[PATCH] D16795: WholeProgramDevirt: introduce.
Pete Cooper via llvm-commits
llvm-commits at lists.llvm.org
Fri Feb 5 19:21:30 PST 2016
pete accepted this revision.
pete added a comment.
This revision is now accepted and ready to land.
In http://reviews.llvm.org/D16795#343746, @pcc wrote:
> - Remove llvm:: in a few places
> - Parens
> - Better casting
> - Move code into functions; fix some non-determinism
> - Use DenseSet
> - Simplify a little
> - Add negative tests
Thanks for all of those. They look good.
Regarding this one:
> - We can't use RecursivelyDeleteTriviallyDeadInstructions
I hadn't realized you were caching the found calls, so makes sense you can't delete them with this. Thanks for the comment in the code saying so.
Also, thanks for the extensive tests.
I've now gone through the whole patch. I was able to follow along very well so kudos for the good comments and sensible naming on everything.
I don't think there's anything i've commented on here that needs further review. Please fix any comments I had which you feel are reasonable, ignore those which should be ignored, and LGTM :)
================
Comment at: lib/Transforms/IPO/PassManagerBuilder.cpp:640
@@ -639,1 +639,3 @@
+void PassManagerBuilder::addEarlyLTOOptimizationPasses(
+ legacy::PassManagerBase &PM) {
----------------
Thanks for the data. 3s isn't bad at all considering how big that Module is likely to be.
I'm going to take a look at what this does to LLVM itself when we link only a single backend, but my curiously there shouldn't block further progress on this.
================
Comment at: lib/Transforms/IPO/WholeProgramDevirt.cpp:113
@@ +112,3 @@
+ // Find a free (Size/8) byte region in each member of Used.

Exercises.
1. Answer these questions from the patch review message above:
(a) Which data structure does the list of changes say is now used?
(b) How many seconds does the reviewer say "isn't bad at all"?
(c) What file and line is the first inline comment attached to?
2. Translate this sentence from the patch review message into German: "I was able to follow along very well so kudos for the good comments and sensible naming on everything."

Data provided.
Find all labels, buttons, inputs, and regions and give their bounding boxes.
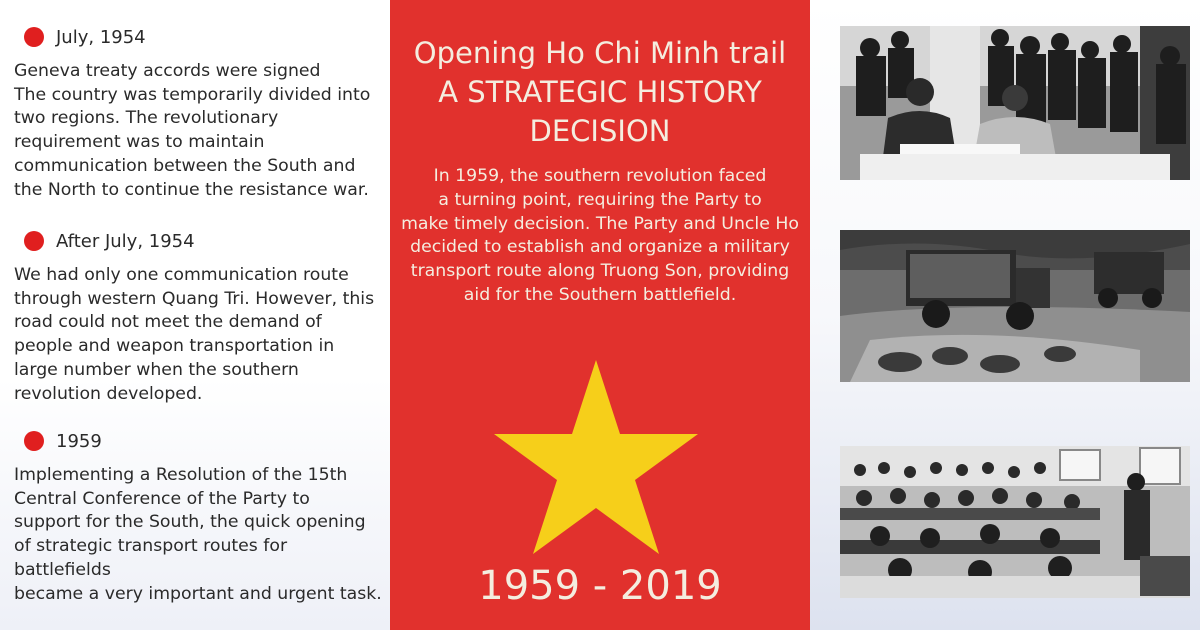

Exercise responses.
1.
(a) DenseSet
(b) 3 seconds
(c) lib/Transforms/IPO/PassManagerBuilder.cpp, line 640

2. Ich konnte sehr gut folgen, also ein Lob für die guten Kommentare und die sinnvolle Benennung bei allem.